(Items from a data source)
▬▬▬▬▬▬
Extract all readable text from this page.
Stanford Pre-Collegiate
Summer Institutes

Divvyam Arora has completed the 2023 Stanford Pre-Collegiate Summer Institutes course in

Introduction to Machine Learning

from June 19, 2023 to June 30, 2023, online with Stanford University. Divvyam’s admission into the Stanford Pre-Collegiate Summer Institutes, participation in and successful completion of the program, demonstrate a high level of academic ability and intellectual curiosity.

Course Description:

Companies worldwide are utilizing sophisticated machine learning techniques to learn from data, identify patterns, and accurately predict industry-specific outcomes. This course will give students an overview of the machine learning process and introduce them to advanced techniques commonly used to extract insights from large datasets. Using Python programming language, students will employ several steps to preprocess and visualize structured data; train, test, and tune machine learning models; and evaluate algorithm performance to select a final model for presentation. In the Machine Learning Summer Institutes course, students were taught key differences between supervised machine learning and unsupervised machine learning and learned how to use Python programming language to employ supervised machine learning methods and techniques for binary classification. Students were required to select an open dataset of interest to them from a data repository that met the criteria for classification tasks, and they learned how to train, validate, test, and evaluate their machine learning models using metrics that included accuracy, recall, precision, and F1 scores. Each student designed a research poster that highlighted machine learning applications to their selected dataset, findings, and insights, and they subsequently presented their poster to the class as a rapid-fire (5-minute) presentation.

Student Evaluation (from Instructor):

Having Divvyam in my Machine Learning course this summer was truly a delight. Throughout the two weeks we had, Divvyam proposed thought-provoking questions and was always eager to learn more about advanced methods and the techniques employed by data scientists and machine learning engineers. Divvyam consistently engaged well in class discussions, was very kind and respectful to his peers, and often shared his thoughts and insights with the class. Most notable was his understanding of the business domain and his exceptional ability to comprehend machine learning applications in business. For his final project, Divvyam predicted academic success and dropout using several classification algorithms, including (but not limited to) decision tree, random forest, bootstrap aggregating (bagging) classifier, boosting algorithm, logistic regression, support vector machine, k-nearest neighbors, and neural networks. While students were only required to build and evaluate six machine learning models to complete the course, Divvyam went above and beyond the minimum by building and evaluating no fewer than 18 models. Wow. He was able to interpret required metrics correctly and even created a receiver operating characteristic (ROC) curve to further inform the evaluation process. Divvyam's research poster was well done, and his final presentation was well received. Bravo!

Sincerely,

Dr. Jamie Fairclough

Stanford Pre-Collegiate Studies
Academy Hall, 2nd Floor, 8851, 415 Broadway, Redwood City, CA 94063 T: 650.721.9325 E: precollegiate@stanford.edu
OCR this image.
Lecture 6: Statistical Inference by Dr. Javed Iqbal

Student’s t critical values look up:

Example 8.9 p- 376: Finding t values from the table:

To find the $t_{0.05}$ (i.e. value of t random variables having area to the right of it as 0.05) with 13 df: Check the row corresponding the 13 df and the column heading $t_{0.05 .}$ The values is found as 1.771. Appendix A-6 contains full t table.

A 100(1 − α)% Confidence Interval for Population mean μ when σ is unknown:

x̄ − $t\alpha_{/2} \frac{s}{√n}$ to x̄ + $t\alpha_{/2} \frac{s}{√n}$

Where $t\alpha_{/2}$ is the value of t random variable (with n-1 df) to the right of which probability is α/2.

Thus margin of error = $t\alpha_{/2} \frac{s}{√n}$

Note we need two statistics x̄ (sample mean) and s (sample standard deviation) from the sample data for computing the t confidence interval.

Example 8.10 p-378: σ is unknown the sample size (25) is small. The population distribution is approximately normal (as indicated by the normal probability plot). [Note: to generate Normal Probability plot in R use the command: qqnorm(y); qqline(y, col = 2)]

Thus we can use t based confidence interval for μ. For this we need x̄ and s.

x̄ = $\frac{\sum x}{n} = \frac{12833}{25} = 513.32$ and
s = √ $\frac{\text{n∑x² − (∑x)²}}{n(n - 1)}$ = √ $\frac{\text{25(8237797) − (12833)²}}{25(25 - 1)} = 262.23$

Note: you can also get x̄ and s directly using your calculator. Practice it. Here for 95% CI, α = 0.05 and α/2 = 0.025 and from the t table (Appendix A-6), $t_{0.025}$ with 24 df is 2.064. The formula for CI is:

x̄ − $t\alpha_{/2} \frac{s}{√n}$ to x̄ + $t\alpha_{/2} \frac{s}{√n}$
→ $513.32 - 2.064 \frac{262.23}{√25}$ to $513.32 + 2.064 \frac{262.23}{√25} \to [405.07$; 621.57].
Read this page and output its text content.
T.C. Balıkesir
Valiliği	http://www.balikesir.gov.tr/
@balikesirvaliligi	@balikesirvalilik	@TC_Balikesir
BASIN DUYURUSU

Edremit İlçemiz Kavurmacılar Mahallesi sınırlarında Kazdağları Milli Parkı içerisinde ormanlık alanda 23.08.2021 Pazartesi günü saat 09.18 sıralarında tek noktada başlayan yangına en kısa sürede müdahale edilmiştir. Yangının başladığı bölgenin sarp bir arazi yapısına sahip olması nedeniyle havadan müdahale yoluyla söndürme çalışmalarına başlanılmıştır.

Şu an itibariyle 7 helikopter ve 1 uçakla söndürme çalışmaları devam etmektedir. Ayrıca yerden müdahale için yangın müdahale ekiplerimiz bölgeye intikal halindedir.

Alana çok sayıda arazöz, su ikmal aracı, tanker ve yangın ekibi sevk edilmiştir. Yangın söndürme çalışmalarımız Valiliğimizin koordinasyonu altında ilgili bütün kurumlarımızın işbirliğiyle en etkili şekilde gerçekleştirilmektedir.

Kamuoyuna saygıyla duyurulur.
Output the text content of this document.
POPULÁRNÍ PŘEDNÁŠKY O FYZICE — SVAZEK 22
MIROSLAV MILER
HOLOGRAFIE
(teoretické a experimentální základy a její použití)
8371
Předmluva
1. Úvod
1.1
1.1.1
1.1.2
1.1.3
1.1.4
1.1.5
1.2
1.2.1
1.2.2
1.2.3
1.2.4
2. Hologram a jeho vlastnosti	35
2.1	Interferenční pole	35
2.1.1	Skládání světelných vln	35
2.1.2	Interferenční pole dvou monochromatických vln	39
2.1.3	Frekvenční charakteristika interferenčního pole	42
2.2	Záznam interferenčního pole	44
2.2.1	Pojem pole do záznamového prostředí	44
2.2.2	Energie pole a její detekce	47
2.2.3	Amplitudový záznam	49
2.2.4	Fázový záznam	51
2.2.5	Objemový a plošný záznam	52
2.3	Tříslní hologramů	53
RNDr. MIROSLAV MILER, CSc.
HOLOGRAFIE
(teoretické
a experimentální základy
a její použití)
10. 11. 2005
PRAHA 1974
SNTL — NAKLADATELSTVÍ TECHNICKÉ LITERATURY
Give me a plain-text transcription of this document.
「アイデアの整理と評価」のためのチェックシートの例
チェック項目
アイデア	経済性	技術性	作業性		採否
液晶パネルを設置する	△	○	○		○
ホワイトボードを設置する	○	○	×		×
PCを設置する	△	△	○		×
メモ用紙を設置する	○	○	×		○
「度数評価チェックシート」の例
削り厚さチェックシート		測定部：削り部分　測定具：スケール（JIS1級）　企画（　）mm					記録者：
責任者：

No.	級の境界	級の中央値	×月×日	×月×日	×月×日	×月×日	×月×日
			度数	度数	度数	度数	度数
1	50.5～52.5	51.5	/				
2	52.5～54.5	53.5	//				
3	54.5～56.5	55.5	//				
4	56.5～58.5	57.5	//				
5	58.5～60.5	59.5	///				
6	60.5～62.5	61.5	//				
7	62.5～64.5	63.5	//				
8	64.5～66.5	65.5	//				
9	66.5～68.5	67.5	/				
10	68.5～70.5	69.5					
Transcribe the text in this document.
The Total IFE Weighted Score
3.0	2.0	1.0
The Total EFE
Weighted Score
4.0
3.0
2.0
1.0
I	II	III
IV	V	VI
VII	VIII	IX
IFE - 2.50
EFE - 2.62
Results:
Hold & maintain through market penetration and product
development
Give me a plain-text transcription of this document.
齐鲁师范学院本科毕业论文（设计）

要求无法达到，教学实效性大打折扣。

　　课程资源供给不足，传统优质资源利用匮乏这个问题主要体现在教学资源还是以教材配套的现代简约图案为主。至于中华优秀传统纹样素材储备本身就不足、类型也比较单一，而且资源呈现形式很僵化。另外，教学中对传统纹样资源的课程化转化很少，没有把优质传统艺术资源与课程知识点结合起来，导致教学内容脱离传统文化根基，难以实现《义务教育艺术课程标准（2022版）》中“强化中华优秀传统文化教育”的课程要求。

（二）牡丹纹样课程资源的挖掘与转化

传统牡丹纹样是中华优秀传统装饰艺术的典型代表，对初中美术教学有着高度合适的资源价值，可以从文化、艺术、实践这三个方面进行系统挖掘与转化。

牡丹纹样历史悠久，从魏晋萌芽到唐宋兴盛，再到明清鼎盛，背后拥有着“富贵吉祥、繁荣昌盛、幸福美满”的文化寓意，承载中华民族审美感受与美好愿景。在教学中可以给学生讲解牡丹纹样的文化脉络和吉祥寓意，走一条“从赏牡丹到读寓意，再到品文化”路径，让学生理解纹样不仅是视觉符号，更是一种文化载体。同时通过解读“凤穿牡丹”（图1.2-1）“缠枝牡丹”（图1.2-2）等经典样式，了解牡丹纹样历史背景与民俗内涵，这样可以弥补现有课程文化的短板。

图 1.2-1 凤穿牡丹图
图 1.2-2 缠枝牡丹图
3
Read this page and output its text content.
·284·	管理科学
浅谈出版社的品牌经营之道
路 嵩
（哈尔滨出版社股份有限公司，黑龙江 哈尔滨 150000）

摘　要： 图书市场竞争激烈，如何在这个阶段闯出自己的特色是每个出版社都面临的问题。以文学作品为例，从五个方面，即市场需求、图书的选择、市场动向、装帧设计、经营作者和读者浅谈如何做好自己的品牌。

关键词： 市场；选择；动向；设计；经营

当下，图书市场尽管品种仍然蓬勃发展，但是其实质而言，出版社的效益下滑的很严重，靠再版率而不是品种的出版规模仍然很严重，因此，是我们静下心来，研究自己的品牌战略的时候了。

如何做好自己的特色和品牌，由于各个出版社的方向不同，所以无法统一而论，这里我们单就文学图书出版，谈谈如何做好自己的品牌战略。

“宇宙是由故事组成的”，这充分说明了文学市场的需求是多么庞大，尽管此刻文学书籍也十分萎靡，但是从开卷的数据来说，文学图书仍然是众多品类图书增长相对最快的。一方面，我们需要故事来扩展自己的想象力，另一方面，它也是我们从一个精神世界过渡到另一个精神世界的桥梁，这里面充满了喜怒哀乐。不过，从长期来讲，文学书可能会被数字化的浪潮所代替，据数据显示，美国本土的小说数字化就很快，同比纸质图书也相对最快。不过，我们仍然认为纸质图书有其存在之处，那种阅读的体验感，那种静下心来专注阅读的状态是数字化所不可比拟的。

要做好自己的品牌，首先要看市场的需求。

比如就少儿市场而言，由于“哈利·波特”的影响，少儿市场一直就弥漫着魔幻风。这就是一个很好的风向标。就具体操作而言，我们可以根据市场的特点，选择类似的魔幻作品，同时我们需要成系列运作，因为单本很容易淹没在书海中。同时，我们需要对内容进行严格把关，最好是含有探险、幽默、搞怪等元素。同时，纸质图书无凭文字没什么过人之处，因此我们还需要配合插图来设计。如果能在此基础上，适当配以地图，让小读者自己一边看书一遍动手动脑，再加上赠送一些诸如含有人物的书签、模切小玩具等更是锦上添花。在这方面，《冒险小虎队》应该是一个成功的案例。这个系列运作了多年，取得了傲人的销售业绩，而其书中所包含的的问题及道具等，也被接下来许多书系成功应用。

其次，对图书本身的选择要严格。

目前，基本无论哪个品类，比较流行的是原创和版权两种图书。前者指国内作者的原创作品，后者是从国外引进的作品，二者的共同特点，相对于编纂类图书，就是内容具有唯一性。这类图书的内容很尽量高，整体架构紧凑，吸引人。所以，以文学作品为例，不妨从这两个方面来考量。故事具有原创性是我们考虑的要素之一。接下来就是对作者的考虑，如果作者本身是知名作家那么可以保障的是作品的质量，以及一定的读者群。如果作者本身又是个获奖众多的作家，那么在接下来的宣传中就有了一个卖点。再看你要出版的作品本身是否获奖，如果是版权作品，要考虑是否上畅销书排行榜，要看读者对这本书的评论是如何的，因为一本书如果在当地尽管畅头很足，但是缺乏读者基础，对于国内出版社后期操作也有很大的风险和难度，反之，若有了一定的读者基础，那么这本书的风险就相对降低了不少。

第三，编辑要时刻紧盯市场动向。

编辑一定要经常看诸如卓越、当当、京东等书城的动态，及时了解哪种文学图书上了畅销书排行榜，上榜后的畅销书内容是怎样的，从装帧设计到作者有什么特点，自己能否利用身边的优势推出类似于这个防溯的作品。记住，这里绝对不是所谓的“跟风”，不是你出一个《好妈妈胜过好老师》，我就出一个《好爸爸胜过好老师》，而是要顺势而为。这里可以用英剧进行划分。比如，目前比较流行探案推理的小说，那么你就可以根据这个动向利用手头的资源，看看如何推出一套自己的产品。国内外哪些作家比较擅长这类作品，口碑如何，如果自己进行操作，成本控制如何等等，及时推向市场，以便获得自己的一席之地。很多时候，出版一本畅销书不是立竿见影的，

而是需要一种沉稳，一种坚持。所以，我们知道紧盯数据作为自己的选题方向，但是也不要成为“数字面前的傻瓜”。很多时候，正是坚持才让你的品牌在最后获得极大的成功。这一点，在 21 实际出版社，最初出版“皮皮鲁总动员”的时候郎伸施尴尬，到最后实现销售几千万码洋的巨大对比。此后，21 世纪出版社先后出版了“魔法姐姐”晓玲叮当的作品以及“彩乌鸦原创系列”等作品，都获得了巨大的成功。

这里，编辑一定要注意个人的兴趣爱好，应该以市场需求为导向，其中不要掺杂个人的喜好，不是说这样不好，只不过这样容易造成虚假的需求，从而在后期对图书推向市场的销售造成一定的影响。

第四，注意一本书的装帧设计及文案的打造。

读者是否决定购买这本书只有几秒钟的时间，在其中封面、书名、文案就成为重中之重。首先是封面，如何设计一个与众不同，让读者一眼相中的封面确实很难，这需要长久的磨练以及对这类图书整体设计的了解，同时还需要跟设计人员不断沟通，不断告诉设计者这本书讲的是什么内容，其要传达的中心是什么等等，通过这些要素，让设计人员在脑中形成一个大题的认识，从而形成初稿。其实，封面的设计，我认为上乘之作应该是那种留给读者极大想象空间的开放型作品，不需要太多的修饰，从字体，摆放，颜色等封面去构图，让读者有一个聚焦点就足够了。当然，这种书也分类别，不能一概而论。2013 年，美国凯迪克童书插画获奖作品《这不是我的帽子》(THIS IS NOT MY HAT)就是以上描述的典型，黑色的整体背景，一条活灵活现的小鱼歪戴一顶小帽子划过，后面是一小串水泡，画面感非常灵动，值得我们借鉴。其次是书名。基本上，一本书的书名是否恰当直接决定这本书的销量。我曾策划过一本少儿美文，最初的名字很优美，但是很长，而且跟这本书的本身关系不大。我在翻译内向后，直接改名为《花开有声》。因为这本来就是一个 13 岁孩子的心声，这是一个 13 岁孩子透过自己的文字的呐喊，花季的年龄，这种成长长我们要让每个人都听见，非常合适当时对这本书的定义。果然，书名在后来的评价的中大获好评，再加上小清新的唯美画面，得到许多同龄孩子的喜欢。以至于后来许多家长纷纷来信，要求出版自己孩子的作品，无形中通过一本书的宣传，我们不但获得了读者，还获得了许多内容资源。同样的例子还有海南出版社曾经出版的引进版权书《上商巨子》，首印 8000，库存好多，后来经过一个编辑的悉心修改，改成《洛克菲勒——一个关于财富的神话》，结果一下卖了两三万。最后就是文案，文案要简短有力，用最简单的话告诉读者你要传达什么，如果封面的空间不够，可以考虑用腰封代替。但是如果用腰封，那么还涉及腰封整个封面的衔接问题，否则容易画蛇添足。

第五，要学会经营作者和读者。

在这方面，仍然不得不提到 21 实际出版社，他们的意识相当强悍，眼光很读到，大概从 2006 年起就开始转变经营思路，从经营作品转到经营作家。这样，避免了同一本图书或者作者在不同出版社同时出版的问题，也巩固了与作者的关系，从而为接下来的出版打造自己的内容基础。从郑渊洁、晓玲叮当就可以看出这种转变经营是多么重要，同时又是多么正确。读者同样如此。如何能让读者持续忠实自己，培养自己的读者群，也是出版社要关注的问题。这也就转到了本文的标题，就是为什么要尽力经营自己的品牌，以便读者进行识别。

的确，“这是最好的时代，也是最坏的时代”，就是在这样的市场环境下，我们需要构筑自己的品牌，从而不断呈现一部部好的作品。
▬▬▬▬▬▬
EXERCISE: Check each line of the data above for the string "interferenčního", then report how many lines have it, with no other words.

PROBLEM SOLUTION: 2